What to produce: Rewrite the lines below as a JSON list of strings, one string per line, leaving out any blank lines.
* * * * * * * * *
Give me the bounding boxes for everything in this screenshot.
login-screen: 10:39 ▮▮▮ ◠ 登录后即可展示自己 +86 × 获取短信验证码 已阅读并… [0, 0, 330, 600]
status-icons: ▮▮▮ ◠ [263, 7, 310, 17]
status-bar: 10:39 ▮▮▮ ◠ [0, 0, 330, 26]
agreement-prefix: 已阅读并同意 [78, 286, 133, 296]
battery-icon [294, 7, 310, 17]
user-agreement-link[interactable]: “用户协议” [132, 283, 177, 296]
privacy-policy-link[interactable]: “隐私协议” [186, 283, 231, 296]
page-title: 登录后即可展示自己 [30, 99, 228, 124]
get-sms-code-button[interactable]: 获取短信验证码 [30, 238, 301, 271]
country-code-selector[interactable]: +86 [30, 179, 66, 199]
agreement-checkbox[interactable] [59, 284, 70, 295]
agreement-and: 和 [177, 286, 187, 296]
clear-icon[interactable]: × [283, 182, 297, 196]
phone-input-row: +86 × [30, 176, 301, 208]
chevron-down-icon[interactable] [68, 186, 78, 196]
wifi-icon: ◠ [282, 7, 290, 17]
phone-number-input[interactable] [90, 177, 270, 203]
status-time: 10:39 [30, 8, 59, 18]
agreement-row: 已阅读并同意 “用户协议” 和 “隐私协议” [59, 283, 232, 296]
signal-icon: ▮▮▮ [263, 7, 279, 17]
* * * * * * * * *
The reply:
[
  "Give me the bounding boxes for everything in this screenshot.",
  "login-screen: 10:39 ▮▮▮ ◠ 登录后即可展示自己 +86 × 获取短信验证码 已阅读并… [0, 0, 330, 600]",
  "status-icons: ▮▮▮ ◠ [263, 7, 310, 17]",
  "status-bar: 10:39 ▮▮▮ ◠ [0, 0, 330, 26]",
  "agreement-prefix: 已阅读并同意 [78, 286, 133, 296]",
  "battery-icon [294, 7, 310, 17]",
  "user-agreement-link[interactable]: “用户协议” [132, 283, 177, 296]",
  "privacy-policy-link[interactable]: “隐私协议” [186, 283, 231, 296]",
  "page-title: 登录后即可展示自己 [30, 99, 228, 124]",
  "get-sms-code-button[interactable]: 获取短信验证码 [30, 238, 301, 271]",
  "country-code-selector[interactable]: +86 [30, 179, 66, 199]",
  "agreement-checkbox[interactable] [59, 284, 70, 295]",
  "agreement-and: 和 [177, 286, 187, 296]",
  "clear-icon[interactable]: × [283, 182, 297, 196]",
  "phone-input-row: +86 × [30, 176, 301, 208]",
  "chevron-down-icon[interactable] [68, 186, 78, 196]",
  "wifi-icon: ◠ [282, 7, 290, 17]",
  "phone-number-input[interactable] [90, 177, 270, 203]",
  "status-time: 10:39 [30, 8, 59, 18]",
  "agreement-row: 已阅读并同意 “用户协议” 和 “隐私协议” [59, 283, 232, 296]",
  "signal-icon: ▮▮▮ [263, 7, 279, 17]"
]